— Begin Data entries —

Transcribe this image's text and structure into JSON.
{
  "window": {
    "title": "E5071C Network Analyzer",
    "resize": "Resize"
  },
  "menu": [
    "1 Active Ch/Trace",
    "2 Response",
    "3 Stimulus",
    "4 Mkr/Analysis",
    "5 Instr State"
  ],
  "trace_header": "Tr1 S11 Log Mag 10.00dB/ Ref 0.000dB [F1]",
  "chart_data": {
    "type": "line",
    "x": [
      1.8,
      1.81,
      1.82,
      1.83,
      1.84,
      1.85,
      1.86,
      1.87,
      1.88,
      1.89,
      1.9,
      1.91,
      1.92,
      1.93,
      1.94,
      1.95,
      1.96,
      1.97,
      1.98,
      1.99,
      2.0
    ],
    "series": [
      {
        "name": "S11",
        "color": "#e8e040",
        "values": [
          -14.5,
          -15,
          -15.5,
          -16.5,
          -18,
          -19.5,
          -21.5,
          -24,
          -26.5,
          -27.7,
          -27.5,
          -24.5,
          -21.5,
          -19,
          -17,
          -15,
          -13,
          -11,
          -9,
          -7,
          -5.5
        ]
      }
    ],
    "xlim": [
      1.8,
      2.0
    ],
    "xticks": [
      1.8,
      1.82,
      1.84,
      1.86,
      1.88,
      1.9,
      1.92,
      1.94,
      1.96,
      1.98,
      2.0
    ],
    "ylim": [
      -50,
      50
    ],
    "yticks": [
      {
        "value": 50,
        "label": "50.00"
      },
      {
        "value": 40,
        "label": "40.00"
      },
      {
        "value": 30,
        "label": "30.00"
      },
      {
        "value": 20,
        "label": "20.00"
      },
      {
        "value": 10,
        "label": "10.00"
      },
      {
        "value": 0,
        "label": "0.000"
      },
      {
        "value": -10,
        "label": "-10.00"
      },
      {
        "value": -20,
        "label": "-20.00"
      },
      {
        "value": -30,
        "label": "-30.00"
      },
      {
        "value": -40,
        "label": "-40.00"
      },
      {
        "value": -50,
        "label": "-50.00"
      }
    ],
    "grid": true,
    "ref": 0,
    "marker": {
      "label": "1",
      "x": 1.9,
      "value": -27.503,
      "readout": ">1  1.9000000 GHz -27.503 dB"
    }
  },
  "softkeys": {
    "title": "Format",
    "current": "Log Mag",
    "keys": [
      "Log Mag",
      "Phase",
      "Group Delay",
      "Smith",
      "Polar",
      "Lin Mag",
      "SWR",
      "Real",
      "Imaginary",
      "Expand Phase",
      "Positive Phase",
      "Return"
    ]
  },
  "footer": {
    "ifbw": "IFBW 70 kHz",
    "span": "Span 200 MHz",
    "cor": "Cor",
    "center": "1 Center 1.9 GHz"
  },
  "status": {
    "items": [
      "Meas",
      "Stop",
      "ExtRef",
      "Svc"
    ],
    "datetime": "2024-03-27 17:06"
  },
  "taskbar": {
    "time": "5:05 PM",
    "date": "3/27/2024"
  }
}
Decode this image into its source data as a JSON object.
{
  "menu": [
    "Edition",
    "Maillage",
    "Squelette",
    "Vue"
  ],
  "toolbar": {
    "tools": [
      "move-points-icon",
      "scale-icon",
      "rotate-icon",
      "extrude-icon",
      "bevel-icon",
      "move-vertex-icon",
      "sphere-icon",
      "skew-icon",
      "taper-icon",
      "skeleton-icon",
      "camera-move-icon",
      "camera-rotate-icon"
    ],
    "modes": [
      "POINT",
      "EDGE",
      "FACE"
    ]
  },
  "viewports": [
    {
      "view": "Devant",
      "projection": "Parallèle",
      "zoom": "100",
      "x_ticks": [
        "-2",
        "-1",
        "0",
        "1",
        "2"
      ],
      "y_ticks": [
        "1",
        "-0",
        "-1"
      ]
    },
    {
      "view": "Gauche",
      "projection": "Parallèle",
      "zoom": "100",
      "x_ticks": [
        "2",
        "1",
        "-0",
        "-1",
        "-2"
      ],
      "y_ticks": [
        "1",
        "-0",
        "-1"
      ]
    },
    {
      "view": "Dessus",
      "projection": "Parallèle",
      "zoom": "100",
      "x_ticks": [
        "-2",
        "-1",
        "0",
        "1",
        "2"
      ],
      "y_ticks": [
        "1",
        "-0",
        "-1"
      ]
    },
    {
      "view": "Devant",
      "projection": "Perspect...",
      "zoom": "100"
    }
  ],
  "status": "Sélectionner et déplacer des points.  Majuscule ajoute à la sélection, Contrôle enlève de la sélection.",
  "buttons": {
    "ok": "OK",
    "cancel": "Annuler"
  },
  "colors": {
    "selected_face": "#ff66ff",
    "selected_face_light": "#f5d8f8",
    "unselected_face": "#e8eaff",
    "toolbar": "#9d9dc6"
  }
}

— End Data entries —

Prompt
Return the material in full, exactly as shown.

Finished answer
Transcribe this image's text and structure into JSON.
{
  "window": {
    "title": "E5071C Network Analyzer",
    "resize": "Resize"
  },
  "menu": [
    "1 Active Ch/Trace",
    "2 Response",
    "3 Stimulus",
    "4 Mkr/Analysis",
    "5 Instr State"
  ],
  "trace_header": "Tr1 S11 Log Mag 10.00dB/ Ref 0.000dB [F1]",
  "chart_data": {
    "type": "line",
    "x": [
      1.8,
      1.81,
      1.82,
      1.83,
      1.84,
      1.85,
      1.86,
      1.87,
      1.88,
      1.89,
      1.9,
      1.91,
      1.92,
      1.93,
      1.94,
      1.95,
      1.96,
      1.97,
      1.98,
      1.99,
      2.0
    ],
    "series": [
      {
        "name": "S11",
        "color": "#e8e040",
        "values": [
          -14.5,
          -15,
          -15.5,
          -16.5,
          -18,
          -19.5,
          -21.5,
          -24,
          -26.5,
          -27.7,
          -27.5,
          -24.5,
          -21.5,
          -19,
          -17,
          -15,
          -13,
          -11,
          -9,
          -7,
          -5.5
        ]
      }
    ],
    "xlim": [
      1.8,
      2.0
    ],
    "xticks": [
      1.8,
      1.82,
      1.84,
      1.86,
      1.88,
      1.9,
      1.92,
      1.94,
      1.96,
      1.98,
      2.0
    ],
    "ylim": [
      -50,
      50
    ],
    "yticks": [
      {
        "value": 50,
        "label": "50.00"
      },
      {
        "value": 40,
        "label": "40.00"
      },
      {
        "value": 30,
        "label": "30.00"
      },
      {
        "value": 20,
        "label": "20.00"
      },
      {
        "value": 10,
        "label": "10.00"
      },
      {
        "value": 0,
        "label": "0.000"
      },
      {
        "value": -10,
        "label": "-10.00"
      },
      {
        "value": -20,
        "label": "-20.00"
      },
      {
        "value": -30,
        "label": "-30.00"
      },
      {
        "value": -40,
        "label": "-40.00"
      },
      {
        "value": -50,
        "label": "-50.00"
      }
    ],
    "grid": true,
    "ref": 0,
    "marker": {
      "label": "1",
      "x": 1.9,
      "value": -27.503,
      "readout": ">1  1.9000000 GHz -27.503 dB"
    }
  },
  "softkeys": {
    "title": "Format",
    "current": "Log Mag",
    "keys": [
      "Log Mag",
      "Phase",
      "Group Delay",
      "Smith",
      "Polar",
      "Lin Mag",
      "SWR",
      "Real",
      "Imaginary",
      "Expand Phase",
      "Positive Phase",
      "Return"
    ]
  },
  "footer": {
    "ifbw": "IFBW 70 kHz",
    "span": "Span 200 MHz",
    "cor": "Cor",
    "center": "1 Center 1.9 GHz"
  },
  "status": {
    "items": [
      "Meas",
      "Stop",
      "ExtRef",
      "Svc"
    ],
    "datetime": "2024-03-27 17:06"
  },
  "taskbar": {
    "time": "5:05 PM",
    "date": "3/27/2024"
  }
}
Decode this image into its source data as a JSON object.
{
  "menu": [
    "Edition",
    "Maillage",
    "Squelette",
    "Vue"
  ],
  "toolbar": {
    "tools": [
      "move-points-icon",
      "scale-icon",
      "rotate-icon",
      "extrude-icon",
      "bevel-icon",
      "move-vertex-icon",
      "sphere-icon",
      "skew-icon",
      "taper-icon",
      "skeleton-icon",
      "camera-move-icon",
      "camera-rotate-icon"
    ],
    "modes": [
      "POINT",
      "EDGE",
      "FACE"
    ]
  },
  "viewports": [
    {
      "view": "Devant",
      "projection": "Parallèle",
      "zoom": "100",
      "x_ticks": [
        "-2",
        "-1",
        "0",
        "1",
        "2"
      ],
      "y_ticks": [
        "1",
        "-0",
        "-1"
      ]
    },
    {
      "view": "Gauche",
      "projection": "Parallèle",
      "zoom": "100",
      "x_ticks": [
        "2",
        "1",
        "-0",
        "-1",
        "-2"
      ],
      "y_ticks": [
        "1",
        "-0",
        "-1"
      ]
    },
    {
      "view": "Dessus",
      "projection": "Parallèle",
      "zoom": "100",
      "x_ticks": [
        "-2",
        "-1",
        "0",
        "1",
        "2"
      ],
      "y_ticks": [
        "1",
        "-0",
        "-1"
      ]
    },
    {
      "view": "Devant",
      "projection": "Perspect...",
      "zoom": "100"
    }
  ],
  "status": "Sélectionner et déplacer des points.  Majuscule ajoute à la sélection, Contrôle enlève de la sélection.",
  "buttons": {
    "ok": "OK",
    "cancel": "Annuler"
  },
  "colors": {
    "selected_face": "#ff66ff",
    "selected_face_light": "#f5d8f8",
    "unselected_face": "#e8eaff",
    "toolbar": "#9d9dc6"
  }
}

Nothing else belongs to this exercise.